DATA EXTRACT:
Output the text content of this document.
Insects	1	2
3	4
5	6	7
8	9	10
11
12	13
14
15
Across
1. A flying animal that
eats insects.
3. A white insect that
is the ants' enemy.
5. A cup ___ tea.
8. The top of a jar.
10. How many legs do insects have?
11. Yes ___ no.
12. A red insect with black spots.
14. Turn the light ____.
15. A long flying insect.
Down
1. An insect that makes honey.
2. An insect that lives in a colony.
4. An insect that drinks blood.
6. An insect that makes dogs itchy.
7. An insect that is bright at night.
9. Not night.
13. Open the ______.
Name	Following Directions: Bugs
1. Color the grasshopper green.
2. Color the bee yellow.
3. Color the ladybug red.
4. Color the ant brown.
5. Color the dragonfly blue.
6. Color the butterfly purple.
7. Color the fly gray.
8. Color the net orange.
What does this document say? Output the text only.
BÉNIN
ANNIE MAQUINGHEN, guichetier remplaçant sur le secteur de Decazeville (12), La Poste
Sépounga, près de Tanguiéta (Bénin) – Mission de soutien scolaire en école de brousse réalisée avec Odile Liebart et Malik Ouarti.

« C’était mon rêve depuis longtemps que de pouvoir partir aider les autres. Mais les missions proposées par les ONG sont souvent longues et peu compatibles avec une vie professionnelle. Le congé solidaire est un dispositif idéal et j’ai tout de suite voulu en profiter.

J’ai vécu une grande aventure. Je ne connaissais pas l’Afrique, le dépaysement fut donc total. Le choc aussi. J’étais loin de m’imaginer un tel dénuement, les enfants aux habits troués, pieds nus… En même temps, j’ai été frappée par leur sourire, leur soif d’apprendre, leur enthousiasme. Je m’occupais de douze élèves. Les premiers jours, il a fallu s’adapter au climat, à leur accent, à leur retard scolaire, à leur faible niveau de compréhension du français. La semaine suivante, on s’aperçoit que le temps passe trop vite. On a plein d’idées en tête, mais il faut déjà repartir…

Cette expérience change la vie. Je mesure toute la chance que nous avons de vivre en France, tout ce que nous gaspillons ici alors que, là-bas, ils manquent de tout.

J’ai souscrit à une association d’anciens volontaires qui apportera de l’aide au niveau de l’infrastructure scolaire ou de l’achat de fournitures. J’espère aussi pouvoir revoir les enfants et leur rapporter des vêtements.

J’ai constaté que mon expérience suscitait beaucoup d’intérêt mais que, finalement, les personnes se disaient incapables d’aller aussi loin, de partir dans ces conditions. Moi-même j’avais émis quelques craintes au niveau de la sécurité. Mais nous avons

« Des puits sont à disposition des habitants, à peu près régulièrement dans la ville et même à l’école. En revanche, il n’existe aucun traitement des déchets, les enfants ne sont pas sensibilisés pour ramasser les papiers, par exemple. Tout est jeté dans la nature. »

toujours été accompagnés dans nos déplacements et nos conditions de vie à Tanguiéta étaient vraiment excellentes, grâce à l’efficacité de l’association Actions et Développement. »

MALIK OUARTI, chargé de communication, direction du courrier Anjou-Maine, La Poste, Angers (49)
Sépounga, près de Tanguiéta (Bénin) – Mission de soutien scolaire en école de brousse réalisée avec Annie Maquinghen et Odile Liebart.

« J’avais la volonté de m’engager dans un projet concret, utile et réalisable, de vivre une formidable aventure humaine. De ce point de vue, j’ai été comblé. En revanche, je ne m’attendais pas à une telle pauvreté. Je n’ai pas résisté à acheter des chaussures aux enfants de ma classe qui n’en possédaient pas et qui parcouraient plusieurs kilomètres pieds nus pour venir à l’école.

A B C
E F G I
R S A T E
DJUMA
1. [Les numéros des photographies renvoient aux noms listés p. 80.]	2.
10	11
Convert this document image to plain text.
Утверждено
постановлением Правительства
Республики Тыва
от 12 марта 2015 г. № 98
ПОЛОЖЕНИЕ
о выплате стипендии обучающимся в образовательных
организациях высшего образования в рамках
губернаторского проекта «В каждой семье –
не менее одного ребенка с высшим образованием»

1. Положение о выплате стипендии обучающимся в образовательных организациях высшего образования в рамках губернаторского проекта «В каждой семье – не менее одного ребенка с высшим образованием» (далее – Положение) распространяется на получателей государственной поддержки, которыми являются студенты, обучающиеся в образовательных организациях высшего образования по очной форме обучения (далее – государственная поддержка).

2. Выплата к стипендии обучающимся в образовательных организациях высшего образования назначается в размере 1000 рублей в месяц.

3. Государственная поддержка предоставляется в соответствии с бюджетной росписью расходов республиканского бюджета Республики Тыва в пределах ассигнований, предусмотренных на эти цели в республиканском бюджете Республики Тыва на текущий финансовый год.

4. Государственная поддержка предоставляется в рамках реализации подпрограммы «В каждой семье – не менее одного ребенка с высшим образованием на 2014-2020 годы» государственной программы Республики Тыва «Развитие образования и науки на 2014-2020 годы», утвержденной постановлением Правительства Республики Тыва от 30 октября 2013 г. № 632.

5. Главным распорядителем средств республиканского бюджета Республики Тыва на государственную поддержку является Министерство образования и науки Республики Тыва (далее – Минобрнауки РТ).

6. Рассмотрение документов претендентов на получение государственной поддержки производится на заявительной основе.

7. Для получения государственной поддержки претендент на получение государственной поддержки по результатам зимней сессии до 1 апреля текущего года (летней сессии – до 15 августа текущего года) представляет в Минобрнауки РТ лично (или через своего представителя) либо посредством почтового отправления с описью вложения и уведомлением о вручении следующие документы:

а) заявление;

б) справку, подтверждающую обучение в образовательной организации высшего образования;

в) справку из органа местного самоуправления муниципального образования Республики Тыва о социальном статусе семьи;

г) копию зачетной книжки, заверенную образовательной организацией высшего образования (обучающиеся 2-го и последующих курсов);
==
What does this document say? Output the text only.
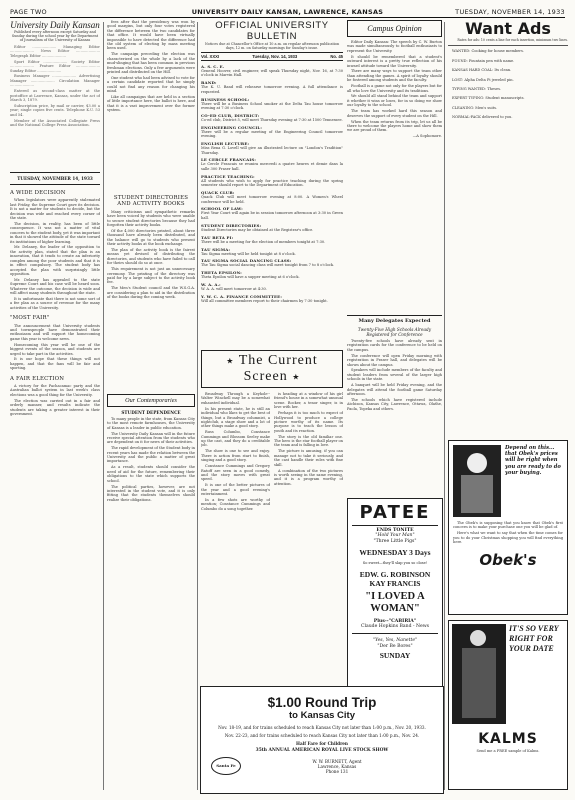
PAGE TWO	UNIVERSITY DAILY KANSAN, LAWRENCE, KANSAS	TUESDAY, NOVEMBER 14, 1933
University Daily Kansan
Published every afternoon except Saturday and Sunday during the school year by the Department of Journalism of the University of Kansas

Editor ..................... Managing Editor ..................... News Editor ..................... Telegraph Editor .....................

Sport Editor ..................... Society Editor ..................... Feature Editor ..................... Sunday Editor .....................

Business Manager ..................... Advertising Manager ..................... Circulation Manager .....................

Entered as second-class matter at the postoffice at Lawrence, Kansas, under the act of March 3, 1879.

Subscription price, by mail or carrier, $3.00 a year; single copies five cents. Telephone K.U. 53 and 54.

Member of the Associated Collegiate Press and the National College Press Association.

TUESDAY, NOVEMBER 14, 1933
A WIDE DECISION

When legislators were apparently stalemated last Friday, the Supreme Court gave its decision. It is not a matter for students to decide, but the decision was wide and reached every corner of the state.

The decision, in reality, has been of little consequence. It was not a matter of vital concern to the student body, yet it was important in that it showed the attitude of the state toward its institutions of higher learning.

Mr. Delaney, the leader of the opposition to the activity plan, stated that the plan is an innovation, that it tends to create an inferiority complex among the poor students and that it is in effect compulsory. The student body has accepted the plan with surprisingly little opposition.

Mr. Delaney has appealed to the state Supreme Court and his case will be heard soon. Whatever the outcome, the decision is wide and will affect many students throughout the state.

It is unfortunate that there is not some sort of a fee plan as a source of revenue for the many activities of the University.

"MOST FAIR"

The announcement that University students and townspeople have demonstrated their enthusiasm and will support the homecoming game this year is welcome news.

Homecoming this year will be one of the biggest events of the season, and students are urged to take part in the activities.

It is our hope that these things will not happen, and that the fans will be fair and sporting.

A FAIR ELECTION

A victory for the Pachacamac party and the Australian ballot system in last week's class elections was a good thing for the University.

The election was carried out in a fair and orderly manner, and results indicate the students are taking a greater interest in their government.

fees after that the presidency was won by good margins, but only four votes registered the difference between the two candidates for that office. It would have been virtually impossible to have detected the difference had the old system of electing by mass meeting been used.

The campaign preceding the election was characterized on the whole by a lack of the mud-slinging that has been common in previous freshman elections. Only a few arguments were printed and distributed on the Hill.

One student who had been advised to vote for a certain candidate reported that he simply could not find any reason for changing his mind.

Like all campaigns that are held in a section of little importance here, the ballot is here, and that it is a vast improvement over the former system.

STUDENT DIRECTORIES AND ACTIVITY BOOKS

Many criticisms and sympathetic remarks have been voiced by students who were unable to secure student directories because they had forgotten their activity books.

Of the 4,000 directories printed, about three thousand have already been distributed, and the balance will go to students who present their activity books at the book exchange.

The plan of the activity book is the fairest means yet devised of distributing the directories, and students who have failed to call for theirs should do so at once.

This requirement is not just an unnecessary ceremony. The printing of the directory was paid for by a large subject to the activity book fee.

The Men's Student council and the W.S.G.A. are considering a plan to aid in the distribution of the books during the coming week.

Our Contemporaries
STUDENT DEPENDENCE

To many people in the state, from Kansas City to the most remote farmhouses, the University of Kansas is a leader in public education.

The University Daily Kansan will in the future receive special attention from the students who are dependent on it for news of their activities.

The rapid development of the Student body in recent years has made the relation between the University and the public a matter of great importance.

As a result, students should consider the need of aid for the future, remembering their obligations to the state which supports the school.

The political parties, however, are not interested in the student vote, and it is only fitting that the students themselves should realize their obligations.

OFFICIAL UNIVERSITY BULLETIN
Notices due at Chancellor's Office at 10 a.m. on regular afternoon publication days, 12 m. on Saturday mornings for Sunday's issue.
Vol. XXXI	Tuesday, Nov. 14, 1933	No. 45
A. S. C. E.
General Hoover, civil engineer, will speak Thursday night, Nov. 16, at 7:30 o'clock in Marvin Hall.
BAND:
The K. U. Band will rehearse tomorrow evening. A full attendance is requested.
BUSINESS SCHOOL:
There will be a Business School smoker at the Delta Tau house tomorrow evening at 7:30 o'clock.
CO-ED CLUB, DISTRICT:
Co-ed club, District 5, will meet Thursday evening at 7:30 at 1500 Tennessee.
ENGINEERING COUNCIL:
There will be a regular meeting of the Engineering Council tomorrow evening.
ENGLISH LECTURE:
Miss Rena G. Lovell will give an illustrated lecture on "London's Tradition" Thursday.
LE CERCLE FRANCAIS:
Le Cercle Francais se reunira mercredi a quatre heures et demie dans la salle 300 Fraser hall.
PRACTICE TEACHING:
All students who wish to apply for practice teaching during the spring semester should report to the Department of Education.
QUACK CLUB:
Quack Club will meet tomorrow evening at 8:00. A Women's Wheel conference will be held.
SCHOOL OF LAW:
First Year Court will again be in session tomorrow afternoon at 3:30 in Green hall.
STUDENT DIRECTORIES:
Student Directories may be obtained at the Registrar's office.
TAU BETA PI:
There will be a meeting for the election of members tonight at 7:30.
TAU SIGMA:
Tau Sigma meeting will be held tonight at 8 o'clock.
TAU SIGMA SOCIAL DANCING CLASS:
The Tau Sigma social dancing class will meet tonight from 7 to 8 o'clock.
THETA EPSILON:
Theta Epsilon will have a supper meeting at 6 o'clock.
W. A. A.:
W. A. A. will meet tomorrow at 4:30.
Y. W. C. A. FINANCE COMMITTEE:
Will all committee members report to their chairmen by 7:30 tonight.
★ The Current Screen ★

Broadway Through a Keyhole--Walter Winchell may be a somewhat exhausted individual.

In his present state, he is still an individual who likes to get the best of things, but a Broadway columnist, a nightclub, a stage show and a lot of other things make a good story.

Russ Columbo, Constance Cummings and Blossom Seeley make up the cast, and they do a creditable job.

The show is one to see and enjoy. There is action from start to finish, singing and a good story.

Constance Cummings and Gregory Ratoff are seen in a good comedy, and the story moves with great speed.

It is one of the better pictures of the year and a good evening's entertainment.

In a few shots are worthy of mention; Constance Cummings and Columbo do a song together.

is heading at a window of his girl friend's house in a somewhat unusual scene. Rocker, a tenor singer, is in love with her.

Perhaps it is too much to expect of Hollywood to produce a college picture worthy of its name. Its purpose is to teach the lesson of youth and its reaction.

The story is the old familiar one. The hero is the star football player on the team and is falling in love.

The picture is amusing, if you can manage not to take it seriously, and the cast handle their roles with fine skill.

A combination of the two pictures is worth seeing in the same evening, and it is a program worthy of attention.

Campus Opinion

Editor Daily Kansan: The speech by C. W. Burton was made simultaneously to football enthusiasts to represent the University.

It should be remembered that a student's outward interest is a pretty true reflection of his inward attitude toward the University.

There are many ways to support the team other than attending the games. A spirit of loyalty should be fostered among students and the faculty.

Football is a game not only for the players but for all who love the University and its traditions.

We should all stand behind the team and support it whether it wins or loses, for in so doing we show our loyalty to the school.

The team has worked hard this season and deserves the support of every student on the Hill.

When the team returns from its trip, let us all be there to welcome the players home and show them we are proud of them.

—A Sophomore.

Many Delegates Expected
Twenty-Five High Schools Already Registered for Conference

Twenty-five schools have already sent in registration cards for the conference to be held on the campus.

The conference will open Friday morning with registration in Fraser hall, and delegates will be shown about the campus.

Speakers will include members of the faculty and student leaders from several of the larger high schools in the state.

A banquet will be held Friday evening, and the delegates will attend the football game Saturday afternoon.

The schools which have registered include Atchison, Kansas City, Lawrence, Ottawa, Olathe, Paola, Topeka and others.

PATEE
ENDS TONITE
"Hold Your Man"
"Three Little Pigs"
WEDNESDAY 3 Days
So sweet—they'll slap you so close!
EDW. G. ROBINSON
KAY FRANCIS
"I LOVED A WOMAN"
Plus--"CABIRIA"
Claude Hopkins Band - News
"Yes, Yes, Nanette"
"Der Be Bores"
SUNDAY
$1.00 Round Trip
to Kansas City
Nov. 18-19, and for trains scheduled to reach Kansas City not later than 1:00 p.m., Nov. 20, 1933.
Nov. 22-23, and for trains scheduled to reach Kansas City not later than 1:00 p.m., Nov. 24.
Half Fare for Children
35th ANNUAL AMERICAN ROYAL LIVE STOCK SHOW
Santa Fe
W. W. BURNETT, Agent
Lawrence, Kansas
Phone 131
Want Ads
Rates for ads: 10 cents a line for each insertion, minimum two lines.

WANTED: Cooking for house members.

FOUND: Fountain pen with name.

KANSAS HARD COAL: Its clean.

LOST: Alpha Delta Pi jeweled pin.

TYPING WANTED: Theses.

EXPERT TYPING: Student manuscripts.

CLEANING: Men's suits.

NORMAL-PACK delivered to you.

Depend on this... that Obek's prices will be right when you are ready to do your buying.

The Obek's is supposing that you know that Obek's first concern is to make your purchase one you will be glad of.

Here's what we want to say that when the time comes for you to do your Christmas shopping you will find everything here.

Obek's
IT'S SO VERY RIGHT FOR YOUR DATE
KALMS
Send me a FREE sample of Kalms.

TASK STATEMENT: Review the preceding data and report every line that includes the string "trains".

THE RESPONSE:
Nov. 18-19, and for trains scheduled to reach Kansas City not later than 1:00 p.m., Nov. 20, 1933.
Nov. 22-23, and for trains scheduled to reach Kansas City not later than 1:00 p.m., Nov. 24.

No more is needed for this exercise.